▶ _Description of the task_
Find each line with the string "title" and copy it.

▶ _Data excerpts_
####################

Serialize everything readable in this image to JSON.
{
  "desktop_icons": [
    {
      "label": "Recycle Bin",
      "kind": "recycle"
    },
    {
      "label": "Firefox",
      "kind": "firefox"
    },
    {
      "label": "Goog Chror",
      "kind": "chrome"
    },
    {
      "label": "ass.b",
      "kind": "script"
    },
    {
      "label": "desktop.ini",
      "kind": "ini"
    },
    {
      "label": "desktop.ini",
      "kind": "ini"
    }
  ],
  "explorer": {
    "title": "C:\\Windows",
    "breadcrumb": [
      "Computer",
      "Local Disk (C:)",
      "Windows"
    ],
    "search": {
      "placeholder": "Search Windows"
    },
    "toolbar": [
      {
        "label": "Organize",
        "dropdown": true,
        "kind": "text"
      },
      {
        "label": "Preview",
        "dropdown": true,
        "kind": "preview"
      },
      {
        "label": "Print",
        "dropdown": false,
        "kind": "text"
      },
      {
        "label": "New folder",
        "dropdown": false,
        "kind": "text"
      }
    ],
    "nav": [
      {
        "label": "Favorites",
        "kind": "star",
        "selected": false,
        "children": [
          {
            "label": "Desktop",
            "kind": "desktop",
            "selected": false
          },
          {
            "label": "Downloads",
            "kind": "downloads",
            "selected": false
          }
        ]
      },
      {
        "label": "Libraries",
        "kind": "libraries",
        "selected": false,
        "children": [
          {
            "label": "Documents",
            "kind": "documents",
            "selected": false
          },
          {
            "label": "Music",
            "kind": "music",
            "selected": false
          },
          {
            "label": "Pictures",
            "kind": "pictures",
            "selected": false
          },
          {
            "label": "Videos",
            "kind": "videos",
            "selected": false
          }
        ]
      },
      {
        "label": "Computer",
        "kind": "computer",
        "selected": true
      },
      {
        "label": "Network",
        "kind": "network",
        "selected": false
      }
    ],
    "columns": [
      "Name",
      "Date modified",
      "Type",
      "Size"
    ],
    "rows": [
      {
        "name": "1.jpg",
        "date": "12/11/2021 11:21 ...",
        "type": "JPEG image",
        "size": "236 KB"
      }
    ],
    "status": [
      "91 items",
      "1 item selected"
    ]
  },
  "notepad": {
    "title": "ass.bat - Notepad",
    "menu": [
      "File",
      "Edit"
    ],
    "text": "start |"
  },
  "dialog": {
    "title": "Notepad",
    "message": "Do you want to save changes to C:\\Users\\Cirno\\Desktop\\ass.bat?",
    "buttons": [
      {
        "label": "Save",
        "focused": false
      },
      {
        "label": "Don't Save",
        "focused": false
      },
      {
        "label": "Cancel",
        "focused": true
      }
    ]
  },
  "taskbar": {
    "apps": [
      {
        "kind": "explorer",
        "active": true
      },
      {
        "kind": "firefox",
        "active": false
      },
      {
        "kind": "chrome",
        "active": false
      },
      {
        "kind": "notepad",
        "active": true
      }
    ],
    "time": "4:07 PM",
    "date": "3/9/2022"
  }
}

####################

▶ _Exercise solution_
    "title": "C:\\Windows",
    "title": "ass.bat - Notepad",
    "title": "Notepad",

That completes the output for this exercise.